Supplied text:
+---+

Sesser is a city in Franklin County, Illinois, United States. The population was 1,888 at the 2020 census. The current mayor is C. Jason Ashmore.

==History==
In summer 1904, when coal was discovered at today's Sesser, the area was a prairie covered with wheat and corn fields. By 1906, the Chicago, Burlington and Quincy Railroad had extended its lines south from Centralia to Sesser, and the new town was named after railroad surveyor John Sesser.

The first mine in Sesser, the Keller Mine, was sunk in 1905–1906.

In 1906, Sesser was incorporated as a village. It re-incorporated as a city in 1909.

Old Ben Coal Mine No. 16, also called Sesser Mine, operated from 1905 to 1923.

Subsidence resulting from longwall mining at the Old Ben No. 21 mine, by Old Ben Coal Company, was a concern for some local homeowners in the 1980s. The No. 21 mine, opened in 1952, was idled in 1991.

The Sesser Opera House, built in 1914, is listed on the National Register of Historic Places.

==Geography==
According to the 2021 census gazetteer files, Sesser has a total area of 1.03 sqmi, of which 1.03 sqmi (or 99.90%) is land and 0.00 sqmi (or 0.10%) is water.

==Demographics==

Historical population
| Census | Pop. | Note | %± |
| 1910 | 1,292 |  | — |
| 1920 | 2,841 |  | 119.9% |
| 1930 | 2,315 |  | −18.5% |
| 1940 | 2,117 |  | −8.6% |
| 1950 | 2,086 |  | −1.5% |
| 1960 | 1,764 |  | −15.4% |
| 1970 | 2,125 |  | 20.5% |
| 1980 | 2,238 |  | 5.3% |
| 1990 | 2,087 |  | −6.7% |
| 2000 | 2,128 |  | 2.0% |
| 2010 | 1,931 |  | −9.3% |
| 2020 | 1,888 |  | −2.2% |
U.S. Decennial Census

===2020 census===
As of the 2020 census, there were 1,888 people, 845 households, and 485 families residing in the city. The population density was 1,831.23 PD/sqmi, and there were 932 housing units at an average density of 903.98 /sqmi.

The median age was 44.1 years. 21.7% of residents were under the age of 18 and 21.4% were 65 years of age or older. For every 100 females, there were 95.6 males, and for every 100 females age 18 and over there were 93.6 males. 0.0% of residents lived in urban areas, while 100.0% lived in rural areas.

+---+

Questions to answer:
1) According to the text on Sesser, Illinois, what year was the Sesser Opera House built?
2) Pick up the text on Sesser, Illinois, after its last sentence and continue it.

+---+

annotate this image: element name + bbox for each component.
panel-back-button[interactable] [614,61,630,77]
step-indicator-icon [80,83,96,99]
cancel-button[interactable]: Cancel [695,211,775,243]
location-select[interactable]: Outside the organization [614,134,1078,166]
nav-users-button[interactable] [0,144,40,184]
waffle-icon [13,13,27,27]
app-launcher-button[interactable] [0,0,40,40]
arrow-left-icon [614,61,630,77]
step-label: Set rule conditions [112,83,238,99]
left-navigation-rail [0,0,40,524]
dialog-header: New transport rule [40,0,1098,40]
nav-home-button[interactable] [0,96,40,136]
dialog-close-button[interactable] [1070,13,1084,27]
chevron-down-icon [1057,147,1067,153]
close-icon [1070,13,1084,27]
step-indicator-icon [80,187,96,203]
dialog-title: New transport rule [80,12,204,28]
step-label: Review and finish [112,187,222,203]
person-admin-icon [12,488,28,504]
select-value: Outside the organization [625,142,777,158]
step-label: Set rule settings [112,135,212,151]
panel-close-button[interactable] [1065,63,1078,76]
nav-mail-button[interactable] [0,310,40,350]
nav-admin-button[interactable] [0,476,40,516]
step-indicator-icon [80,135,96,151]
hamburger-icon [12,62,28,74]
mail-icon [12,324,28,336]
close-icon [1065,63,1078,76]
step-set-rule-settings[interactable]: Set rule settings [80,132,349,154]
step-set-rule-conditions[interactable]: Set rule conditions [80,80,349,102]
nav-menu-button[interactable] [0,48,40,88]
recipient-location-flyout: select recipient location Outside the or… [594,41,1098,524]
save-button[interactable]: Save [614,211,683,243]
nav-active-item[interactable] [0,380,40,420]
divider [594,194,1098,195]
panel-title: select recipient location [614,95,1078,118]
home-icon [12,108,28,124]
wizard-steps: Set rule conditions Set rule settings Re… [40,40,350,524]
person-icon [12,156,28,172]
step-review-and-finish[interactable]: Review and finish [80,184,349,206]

+---+

Answers to the tasks:
1) 1914

2)
Of the 845 households, 26.4% had children under the age of 18 living in them. Of all households, 42.7% were married-couple households, 21.9% had a male householder with no spouse or partner present, and 29.5% had a female householder with no spouse or partner present. About 36.5% of all households were made up of individuals, and 18.8% had someone living alone who was 65 years of age or older.

Of the 932 housing units, 9.3% were vacant. The homeowner vacancy rate was 3.0% and the rental vacancy rate was 4.6%.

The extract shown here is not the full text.